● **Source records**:
- - - - -

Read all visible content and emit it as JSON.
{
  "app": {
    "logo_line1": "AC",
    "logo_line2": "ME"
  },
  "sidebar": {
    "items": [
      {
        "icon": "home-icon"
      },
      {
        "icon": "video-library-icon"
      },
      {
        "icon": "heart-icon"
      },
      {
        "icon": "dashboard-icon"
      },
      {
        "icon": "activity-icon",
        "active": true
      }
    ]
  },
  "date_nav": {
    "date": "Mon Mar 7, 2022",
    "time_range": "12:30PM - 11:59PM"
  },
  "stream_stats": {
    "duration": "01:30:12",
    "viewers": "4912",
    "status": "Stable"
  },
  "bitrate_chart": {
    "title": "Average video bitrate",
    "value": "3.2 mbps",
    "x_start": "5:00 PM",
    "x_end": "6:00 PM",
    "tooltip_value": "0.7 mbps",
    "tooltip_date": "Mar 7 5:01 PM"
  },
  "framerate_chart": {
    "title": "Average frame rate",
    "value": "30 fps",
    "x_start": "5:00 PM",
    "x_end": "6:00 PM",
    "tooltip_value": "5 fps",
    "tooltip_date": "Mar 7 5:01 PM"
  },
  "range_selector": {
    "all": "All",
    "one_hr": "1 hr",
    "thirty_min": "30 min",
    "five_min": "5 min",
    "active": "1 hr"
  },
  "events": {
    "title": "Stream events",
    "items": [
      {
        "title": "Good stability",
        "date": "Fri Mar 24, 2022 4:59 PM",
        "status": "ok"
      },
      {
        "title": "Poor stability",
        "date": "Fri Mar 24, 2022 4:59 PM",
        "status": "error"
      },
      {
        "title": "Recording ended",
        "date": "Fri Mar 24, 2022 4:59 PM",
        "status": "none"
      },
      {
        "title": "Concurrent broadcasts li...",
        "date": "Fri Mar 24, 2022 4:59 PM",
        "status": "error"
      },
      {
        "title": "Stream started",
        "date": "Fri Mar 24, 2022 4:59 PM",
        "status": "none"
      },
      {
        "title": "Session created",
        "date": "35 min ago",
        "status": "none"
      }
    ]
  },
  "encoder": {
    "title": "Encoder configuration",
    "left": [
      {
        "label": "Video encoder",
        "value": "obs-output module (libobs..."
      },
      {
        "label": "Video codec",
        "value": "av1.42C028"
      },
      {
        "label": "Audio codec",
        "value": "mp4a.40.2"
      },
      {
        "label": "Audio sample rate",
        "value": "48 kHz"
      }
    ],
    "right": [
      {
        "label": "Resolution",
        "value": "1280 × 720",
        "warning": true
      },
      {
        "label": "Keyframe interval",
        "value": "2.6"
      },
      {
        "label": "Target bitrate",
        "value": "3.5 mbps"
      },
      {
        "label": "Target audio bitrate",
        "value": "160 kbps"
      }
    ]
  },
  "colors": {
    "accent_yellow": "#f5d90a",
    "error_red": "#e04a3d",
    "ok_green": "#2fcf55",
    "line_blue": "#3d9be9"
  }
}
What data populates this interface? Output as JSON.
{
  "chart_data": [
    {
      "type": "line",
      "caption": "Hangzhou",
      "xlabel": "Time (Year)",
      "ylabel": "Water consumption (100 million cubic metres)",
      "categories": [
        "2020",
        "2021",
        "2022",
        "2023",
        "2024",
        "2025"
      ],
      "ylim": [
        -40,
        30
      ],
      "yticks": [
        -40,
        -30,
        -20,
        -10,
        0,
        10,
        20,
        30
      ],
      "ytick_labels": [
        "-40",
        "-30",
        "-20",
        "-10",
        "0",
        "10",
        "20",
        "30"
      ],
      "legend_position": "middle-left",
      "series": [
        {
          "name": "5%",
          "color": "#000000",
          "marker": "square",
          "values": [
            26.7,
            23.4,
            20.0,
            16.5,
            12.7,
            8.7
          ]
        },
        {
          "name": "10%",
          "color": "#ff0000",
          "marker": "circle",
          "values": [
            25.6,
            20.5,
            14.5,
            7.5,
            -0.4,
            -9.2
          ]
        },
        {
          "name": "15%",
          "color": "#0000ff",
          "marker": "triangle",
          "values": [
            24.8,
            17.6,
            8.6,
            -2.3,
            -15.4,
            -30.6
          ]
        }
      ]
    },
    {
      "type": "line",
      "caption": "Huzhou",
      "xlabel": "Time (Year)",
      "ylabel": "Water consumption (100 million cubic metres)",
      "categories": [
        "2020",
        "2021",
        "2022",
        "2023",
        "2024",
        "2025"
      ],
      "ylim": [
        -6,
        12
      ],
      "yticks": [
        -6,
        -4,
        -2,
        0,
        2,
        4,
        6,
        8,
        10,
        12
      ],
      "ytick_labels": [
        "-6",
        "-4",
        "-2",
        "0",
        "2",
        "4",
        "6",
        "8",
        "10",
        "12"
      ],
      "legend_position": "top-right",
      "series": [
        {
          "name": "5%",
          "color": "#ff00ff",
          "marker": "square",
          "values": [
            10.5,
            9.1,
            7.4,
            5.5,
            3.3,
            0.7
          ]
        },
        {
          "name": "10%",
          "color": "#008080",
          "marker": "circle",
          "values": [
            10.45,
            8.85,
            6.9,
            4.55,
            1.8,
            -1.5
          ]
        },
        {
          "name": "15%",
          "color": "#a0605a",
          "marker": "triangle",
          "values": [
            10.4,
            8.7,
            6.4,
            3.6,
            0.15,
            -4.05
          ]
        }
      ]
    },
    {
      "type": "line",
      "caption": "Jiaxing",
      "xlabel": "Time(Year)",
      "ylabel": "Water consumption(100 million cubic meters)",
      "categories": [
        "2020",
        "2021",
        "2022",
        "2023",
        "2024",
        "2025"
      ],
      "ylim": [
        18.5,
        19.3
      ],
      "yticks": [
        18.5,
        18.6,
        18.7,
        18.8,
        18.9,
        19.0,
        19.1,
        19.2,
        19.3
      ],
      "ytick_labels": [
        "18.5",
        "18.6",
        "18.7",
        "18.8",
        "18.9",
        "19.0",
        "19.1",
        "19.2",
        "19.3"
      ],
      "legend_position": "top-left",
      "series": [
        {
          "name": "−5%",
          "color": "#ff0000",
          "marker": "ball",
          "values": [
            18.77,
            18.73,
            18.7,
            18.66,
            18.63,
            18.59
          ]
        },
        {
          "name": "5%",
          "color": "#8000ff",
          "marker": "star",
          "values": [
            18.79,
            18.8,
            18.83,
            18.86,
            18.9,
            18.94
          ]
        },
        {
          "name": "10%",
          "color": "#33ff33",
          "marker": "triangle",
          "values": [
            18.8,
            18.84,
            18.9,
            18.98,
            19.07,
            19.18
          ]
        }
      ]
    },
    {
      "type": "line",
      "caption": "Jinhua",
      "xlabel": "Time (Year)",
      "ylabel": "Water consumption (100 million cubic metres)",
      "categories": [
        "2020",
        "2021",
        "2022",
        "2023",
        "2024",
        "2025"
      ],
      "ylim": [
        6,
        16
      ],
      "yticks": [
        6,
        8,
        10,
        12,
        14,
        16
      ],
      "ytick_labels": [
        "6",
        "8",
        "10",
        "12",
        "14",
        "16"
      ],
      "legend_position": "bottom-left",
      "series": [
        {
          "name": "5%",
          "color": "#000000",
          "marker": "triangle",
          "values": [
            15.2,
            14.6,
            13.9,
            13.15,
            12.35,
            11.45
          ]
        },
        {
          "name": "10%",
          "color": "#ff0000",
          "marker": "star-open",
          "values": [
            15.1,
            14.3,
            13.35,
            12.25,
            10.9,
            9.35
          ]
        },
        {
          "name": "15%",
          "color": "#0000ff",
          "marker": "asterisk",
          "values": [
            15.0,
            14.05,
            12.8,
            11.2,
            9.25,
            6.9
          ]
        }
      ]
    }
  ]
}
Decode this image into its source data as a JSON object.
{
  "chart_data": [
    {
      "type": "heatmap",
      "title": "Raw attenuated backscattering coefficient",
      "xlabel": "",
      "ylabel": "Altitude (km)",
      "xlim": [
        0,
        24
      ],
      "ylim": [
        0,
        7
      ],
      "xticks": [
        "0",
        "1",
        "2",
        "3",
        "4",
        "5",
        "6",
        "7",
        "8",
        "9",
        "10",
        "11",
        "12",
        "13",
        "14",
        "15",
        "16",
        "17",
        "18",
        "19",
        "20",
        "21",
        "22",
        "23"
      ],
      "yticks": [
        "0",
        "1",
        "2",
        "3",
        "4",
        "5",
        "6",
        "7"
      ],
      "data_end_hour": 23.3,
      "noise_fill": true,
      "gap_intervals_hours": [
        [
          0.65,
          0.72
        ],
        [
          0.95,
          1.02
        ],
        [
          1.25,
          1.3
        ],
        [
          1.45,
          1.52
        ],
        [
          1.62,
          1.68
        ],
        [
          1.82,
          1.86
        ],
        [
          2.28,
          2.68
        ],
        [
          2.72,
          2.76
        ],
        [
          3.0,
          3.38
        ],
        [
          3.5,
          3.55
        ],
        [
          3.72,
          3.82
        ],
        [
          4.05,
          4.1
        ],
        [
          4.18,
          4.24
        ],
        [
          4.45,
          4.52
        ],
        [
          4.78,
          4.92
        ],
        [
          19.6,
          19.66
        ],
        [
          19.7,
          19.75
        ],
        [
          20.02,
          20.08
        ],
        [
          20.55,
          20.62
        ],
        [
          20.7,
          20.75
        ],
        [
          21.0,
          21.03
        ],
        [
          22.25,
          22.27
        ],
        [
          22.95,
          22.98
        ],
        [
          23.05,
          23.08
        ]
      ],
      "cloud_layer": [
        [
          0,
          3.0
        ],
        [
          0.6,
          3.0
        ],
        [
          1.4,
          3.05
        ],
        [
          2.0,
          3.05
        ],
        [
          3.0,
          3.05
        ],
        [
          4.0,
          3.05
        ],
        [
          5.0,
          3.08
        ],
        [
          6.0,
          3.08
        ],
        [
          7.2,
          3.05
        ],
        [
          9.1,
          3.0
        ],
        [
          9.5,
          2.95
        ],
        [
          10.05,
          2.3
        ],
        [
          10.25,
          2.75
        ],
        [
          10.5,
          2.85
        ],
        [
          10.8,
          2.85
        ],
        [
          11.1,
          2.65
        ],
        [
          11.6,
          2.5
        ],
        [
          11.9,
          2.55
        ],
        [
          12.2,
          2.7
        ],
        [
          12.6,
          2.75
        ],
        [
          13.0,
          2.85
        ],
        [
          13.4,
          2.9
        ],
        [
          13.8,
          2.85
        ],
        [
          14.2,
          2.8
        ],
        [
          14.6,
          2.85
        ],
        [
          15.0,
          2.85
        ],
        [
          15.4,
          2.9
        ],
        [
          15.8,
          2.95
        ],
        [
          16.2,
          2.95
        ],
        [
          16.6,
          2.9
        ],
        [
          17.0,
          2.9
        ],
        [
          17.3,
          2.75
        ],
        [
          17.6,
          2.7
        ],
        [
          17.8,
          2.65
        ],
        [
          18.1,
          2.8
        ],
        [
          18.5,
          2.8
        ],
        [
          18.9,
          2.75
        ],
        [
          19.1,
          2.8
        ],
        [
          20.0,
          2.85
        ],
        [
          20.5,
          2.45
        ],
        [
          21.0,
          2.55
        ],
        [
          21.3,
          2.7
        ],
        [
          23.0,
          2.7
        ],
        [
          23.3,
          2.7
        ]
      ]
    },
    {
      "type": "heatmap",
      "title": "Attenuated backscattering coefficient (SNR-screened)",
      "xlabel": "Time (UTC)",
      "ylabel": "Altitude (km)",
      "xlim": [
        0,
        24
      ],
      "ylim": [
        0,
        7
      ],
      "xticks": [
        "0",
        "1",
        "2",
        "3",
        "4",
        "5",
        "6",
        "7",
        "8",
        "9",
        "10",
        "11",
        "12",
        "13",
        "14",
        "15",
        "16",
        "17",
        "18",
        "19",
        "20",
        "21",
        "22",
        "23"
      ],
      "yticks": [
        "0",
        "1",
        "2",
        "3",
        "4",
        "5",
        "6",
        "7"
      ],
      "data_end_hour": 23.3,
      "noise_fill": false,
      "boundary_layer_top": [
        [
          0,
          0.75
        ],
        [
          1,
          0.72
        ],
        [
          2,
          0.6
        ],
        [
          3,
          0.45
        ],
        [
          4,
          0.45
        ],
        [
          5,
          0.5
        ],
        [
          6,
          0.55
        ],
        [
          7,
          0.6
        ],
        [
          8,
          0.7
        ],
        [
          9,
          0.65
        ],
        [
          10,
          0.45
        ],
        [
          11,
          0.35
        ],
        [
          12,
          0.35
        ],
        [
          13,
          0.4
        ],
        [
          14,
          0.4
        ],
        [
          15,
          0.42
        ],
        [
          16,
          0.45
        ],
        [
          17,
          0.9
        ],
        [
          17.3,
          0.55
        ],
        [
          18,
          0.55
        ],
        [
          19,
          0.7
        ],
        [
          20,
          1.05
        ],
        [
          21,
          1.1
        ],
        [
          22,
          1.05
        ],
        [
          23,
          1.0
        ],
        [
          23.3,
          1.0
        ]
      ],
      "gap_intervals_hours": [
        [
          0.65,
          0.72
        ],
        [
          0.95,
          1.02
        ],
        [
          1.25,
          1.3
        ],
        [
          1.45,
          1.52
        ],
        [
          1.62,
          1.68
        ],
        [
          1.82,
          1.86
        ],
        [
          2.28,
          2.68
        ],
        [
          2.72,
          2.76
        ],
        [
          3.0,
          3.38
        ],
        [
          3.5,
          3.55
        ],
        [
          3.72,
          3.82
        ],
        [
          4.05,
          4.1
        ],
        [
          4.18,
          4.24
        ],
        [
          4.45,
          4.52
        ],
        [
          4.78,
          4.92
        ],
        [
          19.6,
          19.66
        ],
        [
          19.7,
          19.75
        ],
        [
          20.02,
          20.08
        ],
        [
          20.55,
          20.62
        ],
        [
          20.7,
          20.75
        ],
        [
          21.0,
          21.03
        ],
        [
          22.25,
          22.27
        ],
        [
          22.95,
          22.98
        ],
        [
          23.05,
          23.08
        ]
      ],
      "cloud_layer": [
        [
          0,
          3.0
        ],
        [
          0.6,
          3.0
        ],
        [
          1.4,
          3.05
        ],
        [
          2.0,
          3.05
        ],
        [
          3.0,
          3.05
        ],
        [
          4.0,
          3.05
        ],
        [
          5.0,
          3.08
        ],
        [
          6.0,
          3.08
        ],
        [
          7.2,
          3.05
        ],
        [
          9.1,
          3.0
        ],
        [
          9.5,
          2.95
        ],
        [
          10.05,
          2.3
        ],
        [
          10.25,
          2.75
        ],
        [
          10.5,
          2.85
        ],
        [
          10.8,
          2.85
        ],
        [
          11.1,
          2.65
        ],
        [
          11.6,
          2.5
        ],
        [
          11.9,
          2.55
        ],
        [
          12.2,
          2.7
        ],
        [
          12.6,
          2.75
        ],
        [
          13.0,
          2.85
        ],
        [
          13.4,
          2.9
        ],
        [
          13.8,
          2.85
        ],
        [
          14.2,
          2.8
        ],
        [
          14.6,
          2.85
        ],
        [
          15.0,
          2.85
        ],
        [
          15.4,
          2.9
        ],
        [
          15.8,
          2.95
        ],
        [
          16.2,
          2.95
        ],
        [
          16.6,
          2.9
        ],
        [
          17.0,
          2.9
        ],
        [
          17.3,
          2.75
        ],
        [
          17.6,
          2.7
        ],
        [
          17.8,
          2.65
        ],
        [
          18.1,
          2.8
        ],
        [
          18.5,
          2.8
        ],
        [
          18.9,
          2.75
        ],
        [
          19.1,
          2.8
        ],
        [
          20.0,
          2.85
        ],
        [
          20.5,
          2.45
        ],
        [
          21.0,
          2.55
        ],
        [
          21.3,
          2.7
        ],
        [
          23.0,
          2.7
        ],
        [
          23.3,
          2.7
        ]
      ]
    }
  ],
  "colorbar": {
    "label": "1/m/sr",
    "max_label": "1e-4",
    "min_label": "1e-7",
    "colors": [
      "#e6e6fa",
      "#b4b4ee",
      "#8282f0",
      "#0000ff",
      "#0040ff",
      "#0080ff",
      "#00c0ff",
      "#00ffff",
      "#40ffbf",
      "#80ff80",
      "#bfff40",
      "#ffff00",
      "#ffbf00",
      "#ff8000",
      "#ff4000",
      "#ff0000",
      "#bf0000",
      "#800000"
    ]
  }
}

- - - - -

● **EXERCISE**: Of all the lines above, how many contain the word "caption"? Answer with only the number.

● **IN RESPONSE**: 4